(Saved entries)
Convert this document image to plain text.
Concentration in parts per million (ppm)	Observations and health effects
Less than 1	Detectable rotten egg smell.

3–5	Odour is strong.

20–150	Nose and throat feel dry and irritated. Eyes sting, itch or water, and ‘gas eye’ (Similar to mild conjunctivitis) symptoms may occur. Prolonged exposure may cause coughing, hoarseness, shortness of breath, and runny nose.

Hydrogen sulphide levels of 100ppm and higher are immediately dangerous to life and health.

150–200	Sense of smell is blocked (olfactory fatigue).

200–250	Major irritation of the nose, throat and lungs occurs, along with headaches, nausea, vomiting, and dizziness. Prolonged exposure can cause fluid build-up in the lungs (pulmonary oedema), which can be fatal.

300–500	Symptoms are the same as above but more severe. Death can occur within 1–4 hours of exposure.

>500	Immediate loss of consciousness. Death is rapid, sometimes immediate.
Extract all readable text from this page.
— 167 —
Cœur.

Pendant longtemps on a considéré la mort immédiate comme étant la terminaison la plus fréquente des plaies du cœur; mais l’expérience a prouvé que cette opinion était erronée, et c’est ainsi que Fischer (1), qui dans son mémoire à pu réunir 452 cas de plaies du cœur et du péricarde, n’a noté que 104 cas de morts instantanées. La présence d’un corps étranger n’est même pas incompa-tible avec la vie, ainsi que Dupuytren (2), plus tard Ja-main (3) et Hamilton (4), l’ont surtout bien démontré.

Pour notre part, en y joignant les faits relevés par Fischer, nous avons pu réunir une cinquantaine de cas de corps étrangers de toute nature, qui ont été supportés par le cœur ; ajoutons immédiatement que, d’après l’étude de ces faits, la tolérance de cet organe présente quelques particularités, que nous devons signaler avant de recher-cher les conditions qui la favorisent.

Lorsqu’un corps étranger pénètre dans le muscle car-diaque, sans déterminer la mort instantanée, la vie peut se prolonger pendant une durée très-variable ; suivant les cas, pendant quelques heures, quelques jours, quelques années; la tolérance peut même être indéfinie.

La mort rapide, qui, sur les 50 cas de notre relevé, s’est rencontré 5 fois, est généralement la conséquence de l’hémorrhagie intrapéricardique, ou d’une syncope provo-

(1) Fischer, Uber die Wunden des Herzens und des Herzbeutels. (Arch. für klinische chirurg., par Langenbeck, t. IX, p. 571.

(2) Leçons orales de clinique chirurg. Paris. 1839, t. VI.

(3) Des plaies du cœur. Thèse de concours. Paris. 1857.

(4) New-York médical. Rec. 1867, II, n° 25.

The problem> Pull out all lines from the listing that contain the string "smell".

Result of this exercise>
Less than 1	Detectable rotten egg smell.
150–200	Sense of smell is blocked (olfactory fatigue).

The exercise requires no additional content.